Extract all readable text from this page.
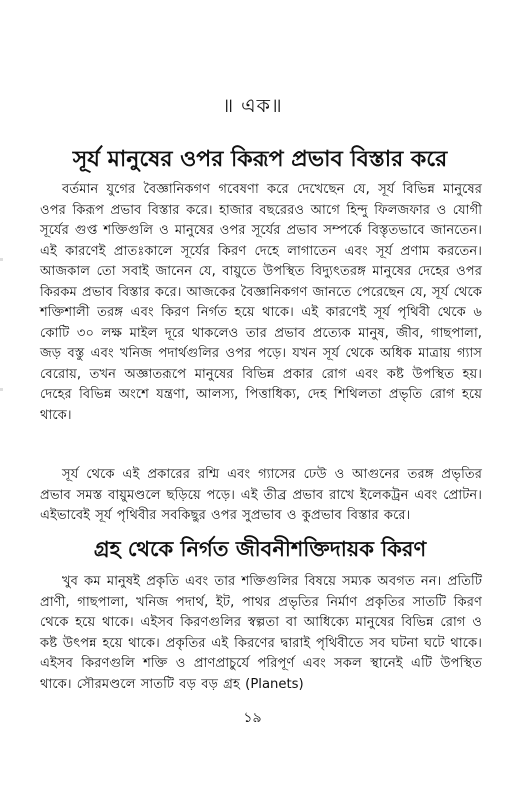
॥ এক॥
সূর্য মানুষের ওপর কিরূপ প্রভাব বিস্তার করে

বর্তমান যুগের বৈজ্ঞানিকগণ গবেষণা করে দেখেছেন যে, সূর্য বিভিন্ন মানুষের ওপর কিরূপ প্রভাব বিস্তার করে। হাজার বছরেরও আগে হিন্দু ফিলজফার ও যোগী সূর্যের গুপ্ত শক্তিগুলি ও মানুষের ওপর সূর্যের প্রভাব সম্পর্কে বিস্তৃতভাবে জানতেন। এই কারণেই প্রাতঃকালে সূর্যের কিরণ দেহে লাগাতেন এবং সূর্য প্রণাম করতেন। আজকাল তো সবাই জানেন যে, বায়ুতে উপস্থিত বিদ্যুৎতরঙ্গ মানুষের দেহের ওপর কিরকম প্রভাব বিস্তার করে। আজকের বৈজ্ঞানিকগণ জানতে পেরেছেন যে, সূর্য থেকে শক্তিশালী তরঙ্গ এবং কিরণ নির্গত হয়ে থাকে। এই কারণেই সূর্য পৃথিবী থেকে ৬ কোটি ৩০ লক্ষ মাইল দূরে থাকলেও তার প্রভাব প্রত্যেক মানুষ, জীব, গাছপালা, জড় বস্তু এবং খনিজ পদার্থগুলির ওপর পড়ে। যখন সূর্য থেকে অধিক মাত্রায় গ্যাস বেরোয়, তখন অজ্ঞাতরূপে মানুষের বিভিন্ন প্রকার রোগ এবং কষ্ট উপস্থিত হয়। দেহের বিভিন্ন অংশে যন্ত্রণা, আলস্য, পিত্তাধিক্য, দেহ শিথিলতা প্রভৃতি রোগ হয়ে থাকে।

সূর্য থেকে এই প্রকারের রশ্মি এবং গ্যাসের ঢেউ ও আগুনের তরঙ্গ প্রভৃতির প্রভাব সমস্ত বায়ুমণ্ডলে ছড়িয়ে পড়ে। এই তীব্র প্রভাব রাখে ইলেকট্রন এবং প্রোটন। এইভাবেই সূর্য পৃথিবীর সবকিছুর ওপর সুপ্রভাব ও কুপ্রভাব বিস্তার করে।

গ্রহ থেকে নির্গত জীবনীশক্তিদায়ক কিরণ

খুব কম মানুষই প্রকৃতি এবং তার শক্তিগুলির বিষয়ে সম্যক অবগত নন। প্রতিটি প্রাণী, গাছপালা, খনিজ পদার্থ, ইট, পাথর প্রভৃতির নির্মাণ প্রকৃতির সাতটি কিরণ থেকে হয়ে থাকে। এইসব কিরণগুলির স্বল্পতা বা আধিক্যে মানুষের বিভিন্ন রোগ ও কষ্ট উৎপন্ন হয়ে থাকে। প্রকৃতির এই কিরণের দ্বারাই পৃথিবীতে সব ঘটনা ঘটে থাকে। এইসব কিরণগুলি শক্তি ও প্রাণপ্রাচুর্যে পরিপূর্ণ এবং সকল স্থানেই এটি উপস্থিত থাকে। সৌরমণ্ডলে সাতটি বড় বড় গ্রহ (Planets)

১৯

──────────

Task details: Pictures stay out; repeat all the rest of the records exactly.

Full answer:
Extract all readable text from this page.
॥ এক॥
সূর্য মানুষের ওপর কিরূপ প্রভাব বিস্তার করে

বর্তমান যুগের বৈজ্ঞানিকগণ গবেষণা করে দেখেছেন যে, সূর্য বিভিন্ন মানুষের ওপর কিরূপ প্রভাব বিস্তার করে। হাজার বছরেরও আগে হিন্দু ফিলজফার ও যোগী সূর্যের গুপ্ত শক্তিগুলি ও মানুষের ওপর সূর্যের প্রভাব সম্পর্কে বিস্তৃতভাবে জানতেন। এই কারণেই প্রাতঃকালে সূর্যের কিরণ দেহে লাগাতেন এবং সূর্য প্রণাম করতেন। আজকাল তো সবাই জানেন যে, বায়ুতে উপস্থিত বিদ্যুৎতরঙ্গ মানুষের দেহের ওপর কিরকম প্রভাব বিস্তার করে। আজকের বৈজ্ঞানিকগণ জানতে পেরেছেন যে, সূর্য থেকে শক্তিশালী তরঙ্গ এবং কিরণ নির্গত হয়ে থাকে। এই কারণেই সূর্য পৃথিবী থেকে ৬ কোটি ৩০ লক্ষ মাইল দূরে থাকলেও তার প্রভাব প্রত্যেক মানুষ, জীব, গাছপালা, জড় বস্তু এবং খনিজ পদার্থগুলির ওপর পড়ে। যখন সূর্য থেকে অধিক মাত্রায় গ্যাস বেরোয়, তখন অজ্ঞাতরূপে মানুষের বিভিন্ন প্রকার রোগ এবং কষ্ট উপস্থিত হয়। দেহের বিভিন্ন অংশে যন্ত্রণা, আলস্য, পিত্তাধিক্য, দেহ শিথিলতা প্রভৃতি রোগ হয়ে থাকে।

সূর্য থেকে এই প্রকারের রশ্মি এবং গ্যাসের ঢেউ ও আগুনের তরঙ্গ প্রভৃতির প্রভাব সমস্ত বায়ুমণ্ডলে ছড়িয়ে পড়ে। এই তীব্র প্রভাব রাখে ইলেকট্রন এবং প্রোটন। এইভাবেই সূর্য পৃথিবীর সবকিছুর ওপর সুপ্রভাব ও কুপ্রভাব বিস্তার করে।

গ্রহ থেকে নির্গত জীবনীশক্তিদায়ক কিরণ

খুব কম মানুষই প্রকৃতি এবং তার শক্তিগুলির বিষয়ে সম্যক অবগত নন। প্রতিটি প্রাণী, গাছপালা, খনিজ পদার্থ, ইট, পাথর প্রভৃতির নির্মাণ প্রকৃতির সাতটি কিরণ থেকে হয়ে থাকে। এইসব কিরণগুলির স্বল্পতা বা আধিক্যে মানুষের বিভিন্ন রোগ ও কষ্ট উৎপন্ন হয়ে থাকে। প্রকৃতির এই কিরণের দ্বারাই পৃথিবীতে সব ঘটনা ঘটে থাকে। এইসব কিরণগুলি শক্তি ও প্রাণপ্রাচুর্যে পরিপূর্ণ এবং সকল স্থানেই এটি উপস্থিত থাকে। সৌরমণ্ডলে সাতটি বড় বড় গ্রহ (Planets)

১৯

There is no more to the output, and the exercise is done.